## START

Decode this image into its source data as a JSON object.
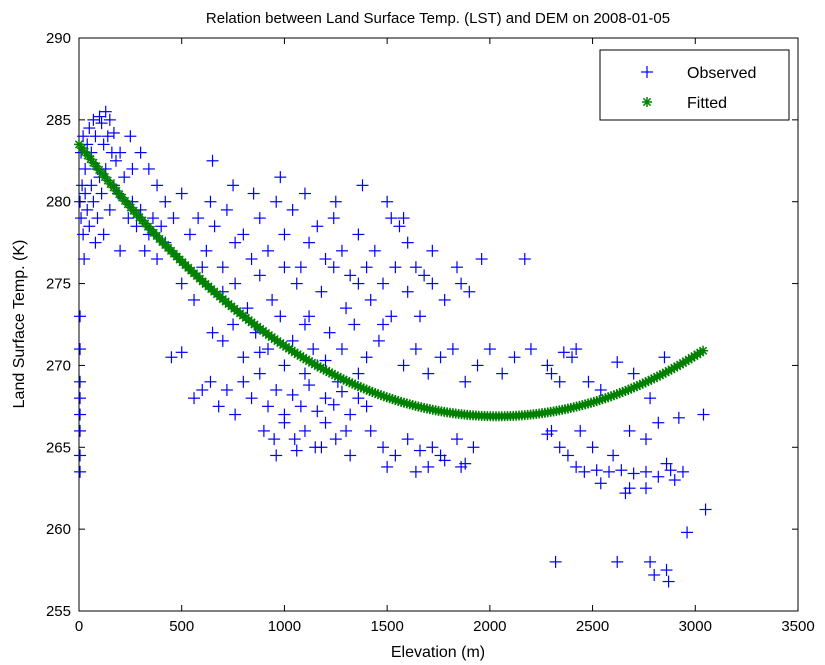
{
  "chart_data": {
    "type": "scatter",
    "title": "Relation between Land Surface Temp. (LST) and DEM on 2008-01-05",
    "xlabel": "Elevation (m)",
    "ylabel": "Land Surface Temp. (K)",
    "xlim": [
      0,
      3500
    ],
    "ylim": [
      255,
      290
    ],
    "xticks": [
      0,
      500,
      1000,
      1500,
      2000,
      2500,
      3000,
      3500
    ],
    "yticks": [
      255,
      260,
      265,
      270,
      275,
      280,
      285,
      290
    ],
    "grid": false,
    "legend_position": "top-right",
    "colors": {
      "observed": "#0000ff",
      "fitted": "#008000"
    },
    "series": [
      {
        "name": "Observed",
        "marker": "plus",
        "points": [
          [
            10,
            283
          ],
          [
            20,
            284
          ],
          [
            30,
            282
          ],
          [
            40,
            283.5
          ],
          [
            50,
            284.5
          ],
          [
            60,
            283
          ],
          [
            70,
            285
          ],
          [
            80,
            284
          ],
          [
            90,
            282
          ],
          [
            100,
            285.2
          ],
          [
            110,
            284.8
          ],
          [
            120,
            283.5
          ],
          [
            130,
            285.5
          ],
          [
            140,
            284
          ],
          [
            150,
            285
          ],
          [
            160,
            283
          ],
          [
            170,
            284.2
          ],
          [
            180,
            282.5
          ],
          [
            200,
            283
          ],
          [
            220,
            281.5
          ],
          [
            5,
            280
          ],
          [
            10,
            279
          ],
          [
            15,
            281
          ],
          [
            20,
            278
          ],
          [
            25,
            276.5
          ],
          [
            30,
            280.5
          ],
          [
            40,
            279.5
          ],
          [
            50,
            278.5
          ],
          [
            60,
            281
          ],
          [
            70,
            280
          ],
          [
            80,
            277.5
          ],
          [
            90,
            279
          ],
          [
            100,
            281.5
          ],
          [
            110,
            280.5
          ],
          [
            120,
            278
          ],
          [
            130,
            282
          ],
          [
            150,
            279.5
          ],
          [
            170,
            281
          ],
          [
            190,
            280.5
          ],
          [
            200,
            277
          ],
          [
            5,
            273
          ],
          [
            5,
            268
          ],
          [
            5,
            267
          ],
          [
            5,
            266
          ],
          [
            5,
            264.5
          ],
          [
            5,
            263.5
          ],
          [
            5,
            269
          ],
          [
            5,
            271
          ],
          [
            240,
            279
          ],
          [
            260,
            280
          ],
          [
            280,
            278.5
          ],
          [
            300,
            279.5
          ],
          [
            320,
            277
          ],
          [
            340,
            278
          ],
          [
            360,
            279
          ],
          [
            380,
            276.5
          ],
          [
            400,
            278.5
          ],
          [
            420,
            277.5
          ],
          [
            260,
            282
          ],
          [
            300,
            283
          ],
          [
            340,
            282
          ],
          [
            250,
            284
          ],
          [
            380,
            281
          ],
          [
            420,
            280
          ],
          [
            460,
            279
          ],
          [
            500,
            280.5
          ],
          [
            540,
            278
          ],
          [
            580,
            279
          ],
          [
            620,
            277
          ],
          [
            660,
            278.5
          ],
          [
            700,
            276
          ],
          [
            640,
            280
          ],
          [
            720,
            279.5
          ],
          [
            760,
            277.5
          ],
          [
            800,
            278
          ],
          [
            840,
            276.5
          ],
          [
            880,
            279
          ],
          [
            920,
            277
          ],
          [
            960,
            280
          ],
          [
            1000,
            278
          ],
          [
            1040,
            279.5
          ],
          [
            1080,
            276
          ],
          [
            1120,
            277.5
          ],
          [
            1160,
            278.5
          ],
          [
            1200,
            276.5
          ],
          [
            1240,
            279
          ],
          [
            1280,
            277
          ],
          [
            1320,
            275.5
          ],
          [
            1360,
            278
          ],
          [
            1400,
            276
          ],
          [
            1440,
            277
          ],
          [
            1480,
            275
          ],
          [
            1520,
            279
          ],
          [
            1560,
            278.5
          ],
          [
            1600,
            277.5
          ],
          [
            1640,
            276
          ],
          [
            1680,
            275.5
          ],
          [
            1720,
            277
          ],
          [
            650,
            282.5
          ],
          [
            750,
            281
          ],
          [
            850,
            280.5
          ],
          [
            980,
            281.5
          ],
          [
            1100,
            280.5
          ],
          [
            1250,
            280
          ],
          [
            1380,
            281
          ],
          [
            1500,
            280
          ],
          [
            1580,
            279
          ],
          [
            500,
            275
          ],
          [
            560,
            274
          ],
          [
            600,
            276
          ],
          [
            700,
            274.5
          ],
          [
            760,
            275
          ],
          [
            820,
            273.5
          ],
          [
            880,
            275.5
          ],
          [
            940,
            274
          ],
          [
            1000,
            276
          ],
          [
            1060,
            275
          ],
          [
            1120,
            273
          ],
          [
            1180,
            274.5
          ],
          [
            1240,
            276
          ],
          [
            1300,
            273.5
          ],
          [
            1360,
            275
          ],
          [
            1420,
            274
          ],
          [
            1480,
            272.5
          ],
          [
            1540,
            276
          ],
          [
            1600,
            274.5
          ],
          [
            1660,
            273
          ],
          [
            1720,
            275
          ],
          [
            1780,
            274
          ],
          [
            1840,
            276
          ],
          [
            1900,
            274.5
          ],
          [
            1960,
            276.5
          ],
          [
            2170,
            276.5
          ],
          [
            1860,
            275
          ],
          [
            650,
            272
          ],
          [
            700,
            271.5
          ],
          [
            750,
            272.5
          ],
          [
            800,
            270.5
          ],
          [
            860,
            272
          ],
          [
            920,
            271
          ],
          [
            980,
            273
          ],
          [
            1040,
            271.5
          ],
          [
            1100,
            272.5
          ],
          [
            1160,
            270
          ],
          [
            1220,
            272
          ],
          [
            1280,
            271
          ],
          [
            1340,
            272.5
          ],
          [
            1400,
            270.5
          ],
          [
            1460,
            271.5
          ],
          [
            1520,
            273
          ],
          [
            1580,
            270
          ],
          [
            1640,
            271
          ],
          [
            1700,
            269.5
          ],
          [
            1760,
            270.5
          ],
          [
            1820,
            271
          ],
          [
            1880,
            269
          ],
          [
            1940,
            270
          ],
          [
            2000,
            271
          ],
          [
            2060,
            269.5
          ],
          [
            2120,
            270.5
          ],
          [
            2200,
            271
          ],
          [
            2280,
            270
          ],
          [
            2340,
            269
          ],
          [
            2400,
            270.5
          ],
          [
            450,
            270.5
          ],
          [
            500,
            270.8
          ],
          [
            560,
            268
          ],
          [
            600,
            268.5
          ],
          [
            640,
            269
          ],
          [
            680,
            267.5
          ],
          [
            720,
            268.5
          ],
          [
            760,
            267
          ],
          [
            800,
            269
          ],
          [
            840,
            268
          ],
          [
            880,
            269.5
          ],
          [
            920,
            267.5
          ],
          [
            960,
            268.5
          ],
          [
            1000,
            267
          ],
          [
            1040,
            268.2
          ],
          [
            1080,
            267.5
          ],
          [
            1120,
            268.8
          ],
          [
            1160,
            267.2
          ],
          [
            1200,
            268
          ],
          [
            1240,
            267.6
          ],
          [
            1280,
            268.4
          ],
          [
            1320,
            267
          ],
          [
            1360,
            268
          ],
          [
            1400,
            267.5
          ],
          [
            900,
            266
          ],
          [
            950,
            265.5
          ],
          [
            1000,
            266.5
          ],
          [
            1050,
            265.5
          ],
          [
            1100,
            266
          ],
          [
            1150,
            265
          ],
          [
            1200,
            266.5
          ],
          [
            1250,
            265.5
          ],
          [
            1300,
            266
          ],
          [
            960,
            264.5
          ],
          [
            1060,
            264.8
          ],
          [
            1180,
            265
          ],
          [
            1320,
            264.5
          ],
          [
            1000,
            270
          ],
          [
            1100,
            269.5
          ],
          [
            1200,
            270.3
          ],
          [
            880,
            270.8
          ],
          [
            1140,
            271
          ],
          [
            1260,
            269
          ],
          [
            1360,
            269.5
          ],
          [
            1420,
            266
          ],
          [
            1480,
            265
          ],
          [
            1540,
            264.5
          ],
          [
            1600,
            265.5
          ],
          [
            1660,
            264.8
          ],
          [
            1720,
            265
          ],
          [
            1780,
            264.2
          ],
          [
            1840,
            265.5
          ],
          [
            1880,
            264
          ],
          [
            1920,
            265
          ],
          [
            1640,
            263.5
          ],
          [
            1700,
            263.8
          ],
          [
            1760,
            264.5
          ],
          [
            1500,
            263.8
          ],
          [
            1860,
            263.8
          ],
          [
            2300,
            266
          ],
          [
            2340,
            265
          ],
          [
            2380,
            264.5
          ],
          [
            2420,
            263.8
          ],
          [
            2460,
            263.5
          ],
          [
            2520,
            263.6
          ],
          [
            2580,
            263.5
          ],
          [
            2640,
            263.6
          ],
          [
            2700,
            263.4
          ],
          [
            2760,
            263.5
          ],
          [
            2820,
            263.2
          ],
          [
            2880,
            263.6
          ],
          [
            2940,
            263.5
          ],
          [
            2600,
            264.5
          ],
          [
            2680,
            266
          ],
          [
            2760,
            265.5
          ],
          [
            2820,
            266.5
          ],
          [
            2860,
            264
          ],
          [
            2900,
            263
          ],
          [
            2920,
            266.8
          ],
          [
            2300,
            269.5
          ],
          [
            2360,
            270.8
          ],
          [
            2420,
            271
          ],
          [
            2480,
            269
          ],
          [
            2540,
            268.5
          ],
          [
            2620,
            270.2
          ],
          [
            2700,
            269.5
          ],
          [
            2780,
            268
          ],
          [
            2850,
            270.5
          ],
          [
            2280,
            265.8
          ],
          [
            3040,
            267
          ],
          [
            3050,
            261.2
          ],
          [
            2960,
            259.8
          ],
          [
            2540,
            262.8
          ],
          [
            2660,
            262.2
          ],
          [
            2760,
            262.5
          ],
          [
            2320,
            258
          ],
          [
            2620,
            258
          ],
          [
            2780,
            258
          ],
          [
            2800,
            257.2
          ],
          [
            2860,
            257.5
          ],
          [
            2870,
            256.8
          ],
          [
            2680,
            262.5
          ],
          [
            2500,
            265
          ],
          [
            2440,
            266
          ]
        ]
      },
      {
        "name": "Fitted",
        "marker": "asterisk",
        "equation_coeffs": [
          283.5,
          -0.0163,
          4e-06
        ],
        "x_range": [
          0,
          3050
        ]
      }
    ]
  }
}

## END

### [Aim of the exercise]
Copy and report every line where the word "Temp" is present.

### [Reply]
    "title": "Relation between Land Surface Temp. (LST) and DEM on 2008-01-05",
    "ylabel": "Land Surface Temp. (K)",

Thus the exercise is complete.